* **WHAT THIS TASK INVOLVES**
Locate all lines with the word "been" and copy them out.

* **Data records**

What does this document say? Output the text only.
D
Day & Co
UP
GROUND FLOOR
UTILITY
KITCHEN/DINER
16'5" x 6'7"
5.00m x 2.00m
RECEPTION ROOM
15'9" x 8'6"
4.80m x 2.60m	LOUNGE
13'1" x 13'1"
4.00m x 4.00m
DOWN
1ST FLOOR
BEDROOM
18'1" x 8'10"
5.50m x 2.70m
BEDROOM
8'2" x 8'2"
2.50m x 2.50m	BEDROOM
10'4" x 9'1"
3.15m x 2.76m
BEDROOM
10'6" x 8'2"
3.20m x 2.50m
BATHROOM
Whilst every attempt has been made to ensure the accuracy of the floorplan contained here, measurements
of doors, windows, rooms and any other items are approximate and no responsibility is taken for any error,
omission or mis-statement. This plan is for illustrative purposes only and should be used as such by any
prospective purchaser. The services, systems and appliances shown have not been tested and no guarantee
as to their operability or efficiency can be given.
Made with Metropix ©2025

* **REPLY TO THE TASK**
Whilst every attempt has been made to ensure the accuracy of the floorplan contained here, measurements
prospective purchaser. The services, systems and appliances shown have not been tested and no guarantee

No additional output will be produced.